■ **What you need to do**
Transcribe each entry below exactly. Pictures do not go in the copy.

■ **Material provided**
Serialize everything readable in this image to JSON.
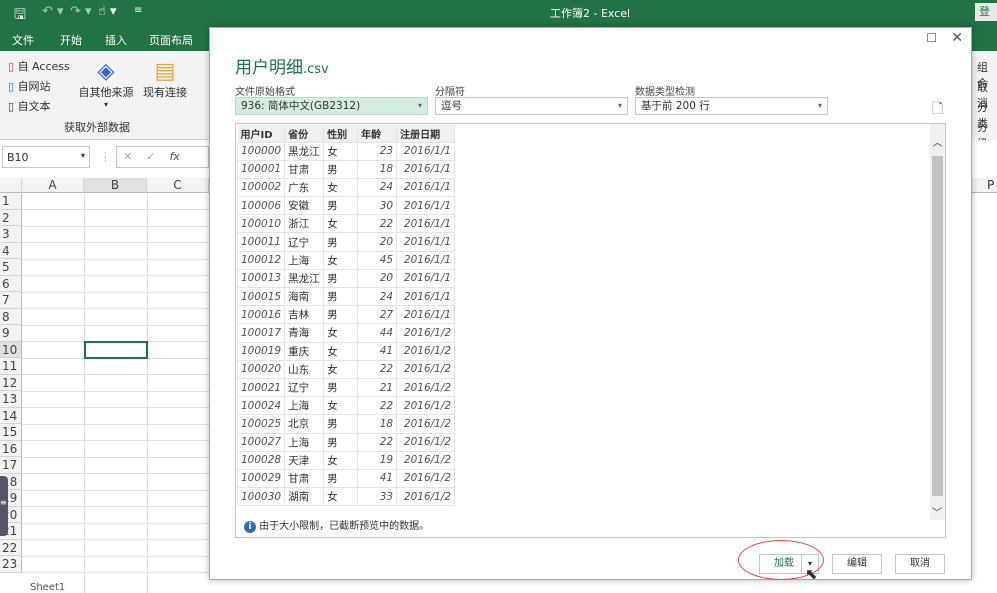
{
  "titlebar": {
    "title": "工作簿2 - Excel",
    "login": "登"
  },
  "tabs": [
    "文件",
    "开始",
    "插入",
    "页面布局"
  ],
  "ribbon": {
    "access": "自 Access",
    "web": "自网站",
    "text": "自文本",
    "other_sources": "自其他来源",
    "existing": "现有连接",
    "group_label": "获取外部数据",
    "right_items": [
      "组合",
      "取消",
      "分类",
      "分级"
    ]
  },
  "formula_bar": {
    "name_box": "B10",
    "fx": "fx"
  },
  "grid": {
    "columns": [
      "A",
      "B",
      "C"
    ],
    "right_col": "P",
    "rows": [
      "1",
      "2",
      "3",
      "4",
      "5",
      "6",
      "7",
      "8",
      "9",
      "10",
      "11",
      "12",
      "13",
      "14",
      "15",
      "16",
      "17",
      "18",
      "19",
      "20",
      "21",
      "22",
      "23"
    ],
    "selected_cell": "B10",
    "sheet_tab": "Sheet1"
  },
  "dialog": {
    "title": "用户明细",
    "title_ext": ".csv",
    "origin_label": "文件原始格式",
    "origin_value": "936: 简体中文(GB2312)",
    "delimiter_label": "分隔符",
    "delimiter_value": "逗号",
    "detect_label": "数据类型检测",
    "detect_value": "基于前 200 行",
    "columns": [
      "用户ID",
      "省份",
      "性别",
      "年龄",
      "注册日期"
    ],
    "rows": [
      [
        "100000",
        "黑龙江",
        "女",
        "23",
        "2016/1/1"
      ],
      [
        "100001",
        "甘肃",
        "男",
        "18",
        "2016/1/1"
      ],
      [
        "100002",
        "广东",
        "女",
        "24",
        "2016/1/1"
      ],
      [
        "100006",
        "安徽",
        "男",
        "30",
        "2016/1/1"
      ],
      [
        "100010",
        "浙江",
        "女",
        "22",
        "2016/1/1"
      ],
      [
        "100011",
        "辽宁",
        "男",
        "20",
        "2016/1/1"
      ],
      [
        "100012",
        "上海",
        "女",
        "45",
        "2016/1/1"
      ],
      [
        "100013",
        "黑龙江",
        "男",
        "20",
        "2016/1/1"
      ],
      [
        "100015",
        "海南",
        "男",
        "24",
        "2016/1/1"
      ],
      [
        "100016",
        "吉林",
        "男",
        "27",
        "2016/1/1"
      ],
      [
        "100017",
        "青海",
        "女",
        "44",
        "2016/1/2"
      ],
      [
        "100019",
        "重庆",
        "女",
        "41",
        "2016/1/2"
      ],
      [
        "100020",
        "山东",
        "女",
        "22",
        "2016/1/2"
      ],
      [
        "100021",
        "辽宁",
        "男",
        "21",
        "2016/1/2"
      ],
      [
        "100024",
        "上海",
        "女",
        "22",
        "2016/1/2"
      ],
      [
        "100025",
        "北京",
        "男",
        "18",
        "2016/1/2"
      ],
      [
        "100027",
        "上海",
        "男",
        "22",
        "2016/1/2"
      ],
      [
        "100028",
        "天津",
        "女",
        "19",
        "2016/1/2"
      ],
      [
        "100029",
        "甘肃",
        "男",
        "41",
        "2016/1/2"
      ],
      [
        "100030",
        "湖南",
        "女",
        "33",
        "2016/1/2"
      ]
    ],
    "notice": "由于大小限制，已截断预览中的数据。",
    "load": "加载",
    "edit": "编辑",
    "cancel": "取消"
  },
  "colors": {
    "excel_green": "#217346",
    "selected_field": "#d5ede0",
    "highlight_ellipse": "#d9534f"
  }
}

■ **Solution**
Serialize everything readable in this image to JSON.
{
  "titlebar": {
    "title": "工作簿2 - Excel",
    "login": "登"
  },
  "tabs": [
    "文件",
    "开始",
    "插入",
    "页面布局"
  ],
  "ribbon": {
    "access": "自 Access",
    "web": "自网站",
    "text": "自文本",
    "other_sources": "自其他来源",
    "existing": "现有连接",
    "group_label": "获取外部数据",
    "right_items": [
      "组合",
      "取消",
      "分类",
      "分级"
    ]
  },
  "formula_bar": {
    "name_box": "B10",
    "fx": "fx"
  },
  "grid": {
    "columns": [
      "A",
      "B",
      "C"
    ],
    "right_col": "P",
    "rows": [
      "1",
      "2",
      "3",
      "4",
      "5",
      "6",
      "7",
      "8",
      "9",
      "10",
      "11",
      "12",
      "13",
      "14",
      "15",
      "16",
      "17",
      "18",
      "19",
      "20",
      "21",
      "22",
      "23"
    ],
    "selected_cell": "B10",
    "sheet_tab": "Sheet1"
  },
  "dialog": {
    "title": "用户明细",
    "title_ext": ".csv",
    "origin_label": "文件原始格式",
    "origin_value": "936: 简体中文(GB2312)",
    "delimiter_label": "分隔符",
    "delimiter_value": "逗号",
    "detect_label": "数据类型检测",
    "detect_value": "基于前 200 行",
    "columns": [
      "用户ID",
      "省份",
      "性别",
      "年龄",
      "注册日期"
    ],
    "rows": [
      [
        "100000",
        "黑龙江",
        "女",
        "23",
        "2016/1/1"
      ],
      [
        "100001",
        "甘肃",
        "男",
        "18",
        "2016/1/1"
      ],
      [
        "100002",
        "广东",
        "女",
        "24",
        "2016/1/1"
      ],
      [
        "100006",
        "安徽",
        "男",
        "30",
        "2016/1/1"
      ],
      [
        "100010",
        "浙江",
        "女",
        "22",
        "2016/1/1"
      ],
      [
        "100011",
        "辽宁",
        "男",
        "20",
        "2016/1/1"
      ],
      [
        "100012",
        "上海",
        "女",
        "45",
        "2016/1/1"
      ],
      [
        "100013",
        "黑龙江",
        "男",
        "20",
        "2016/1/1"
      ],
      [
        "100015",
        "海南",
        "男",
        "24",
        "2016/1/1"
      ],
      [
        "100016",
        "吉林",
        "男",
        "27",
        "2016/1/1"
      ],
      [
        "100017",
        "青海",
        "女",
        "44",
        "2016/1/2"
      ],
      [
        "100019",
        "重庆",
        "女",
        "41",
        "2016/1/2"
      ],
      [
        "100020",
        "山东",
        "女",
        "22",
        "2016/1/2"
      ],
      [
        "100021",
        "辽宁",
        "男",
        "21",
        "2016/1/2"
      ],
      [
        "100024",
        "上海",
        "女",
        "22",
        "2016/1/2"
      ],
      [
        "100025",
        "北京",
        "男",
        "18",
        "2016/1/2"
      ],
      [
        "100027",
        "上海",
        "男",
        "22",
        "2016/1/2"
      ],
      [
        "100028",
        "天津",
        "女",
        "19",
        "2016/1/2"
      ],
      [
        "100029",
        "甘肃",
        "男",
        "41",
        "2016/1/2"
      ],
      [
        "100030",
        "湖南",
        "女",
        "33",
        "2016/1/2"
      ]
    ],
    "notice": "由于大小限制，已截断预览中的数据。",
    "load": "加载",
    "edit": "编辑",
    "cancel": "取消"
  },
  "colors": {
    "excel_green": "#217346",
    "selected_field": "#d5ede0",
    "highlight_ellipse": "#d9534f"
  }
}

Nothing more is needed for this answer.